Figure data in JSON:
····················

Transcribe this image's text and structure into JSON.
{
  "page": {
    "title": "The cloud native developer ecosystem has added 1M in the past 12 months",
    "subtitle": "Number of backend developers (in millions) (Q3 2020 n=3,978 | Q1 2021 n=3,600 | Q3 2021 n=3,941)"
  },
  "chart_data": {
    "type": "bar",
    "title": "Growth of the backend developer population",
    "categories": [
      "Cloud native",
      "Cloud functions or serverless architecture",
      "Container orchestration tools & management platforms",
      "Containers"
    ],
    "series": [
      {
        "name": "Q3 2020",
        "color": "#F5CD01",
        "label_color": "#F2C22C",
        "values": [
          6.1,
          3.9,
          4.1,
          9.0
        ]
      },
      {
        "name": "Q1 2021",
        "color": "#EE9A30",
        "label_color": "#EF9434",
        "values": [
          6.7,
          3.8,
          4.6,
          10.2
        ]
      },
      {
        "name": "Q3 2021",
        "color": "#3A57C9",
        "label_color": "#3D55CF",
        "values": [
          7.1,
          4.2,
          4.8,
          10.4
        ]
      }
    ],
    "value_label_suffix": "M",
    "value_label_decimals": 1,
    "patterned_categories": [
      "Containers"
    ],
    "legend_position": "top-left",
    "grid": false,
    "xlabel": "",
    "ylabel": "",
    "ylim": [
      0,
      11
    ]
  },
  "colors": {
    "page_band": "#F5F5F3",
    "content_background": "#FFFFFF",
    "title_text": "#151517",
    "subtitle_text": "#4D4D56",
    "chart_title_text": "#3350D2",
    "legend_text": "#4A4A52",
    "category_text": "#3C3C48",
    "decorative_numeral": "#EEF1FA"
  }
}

····················

### [PROBLEM TO WORK ON]
Output every record above exactly as it appears.

### [EXERCISE SOLUTION]
Transcribe this image's text and structure into JSON.
{
  "page": {
    "title": "The cloud native developer ecosystem has added 1M in the past 12 months",
    "subtitle": "Number of backend developers (in millions) (Q3 2020 n=3,978 | Q1 2021 n=3,600 | Q3 2021 n=3,941)"
  },
  "chart_data": {
    "type": "bar",
    "title": "Growth of the backend developer population",
    "categories": [
      "Cloud native",
      "Cloud functions or serverless architecture",
      "Container orchestration tools & management platforms",
      "Containers"
    ],
    "series": [
      {
        "name": "Q3 2020",
        "color": "#F5CD01",
        "label_color": "#F2C22C",
        "values": [
          6.1,
          3.9,
          4.1,
          9.0
        ]
      },
      {
        "name": "Q1 2021",
        "color": "#EE9A30",
        "label_color": "#EF9434",
        "values": [
          6.7,
          3.8,
          4.6,
          10.2
        ]
      },
      {
        "name": "Q3 2021",
        "color": "#3A57C9",
        "label_color": "#3D55CF",
        "values": [
          7.1,
          4.2,
          4.8,
          10.4
        ]
      }
    ],
    "value_label_suffix": "M",
    "value_label_decimals": 1,
    "patterned_categories": [
      "Containers"
    ],
    "legend_position": "top-left",
    "grid": false,
    "xlabel": "",
    "ylabel": "",
    "ylim": [
      0,
      11
    ]
  },
  "colors": {
    "page_band": "#F5F5F3",
    "content_background": "#FFFFFF",
    "title_text": "#151517",
    "subtitle_text": "#4D4D56",
    "chart_title_text": "#3350D2",
    "legend_text": "#4A4A52",
    "category_text": "#3C3C48",
    "decorative_numeral": "#EEF1FA"
  }
}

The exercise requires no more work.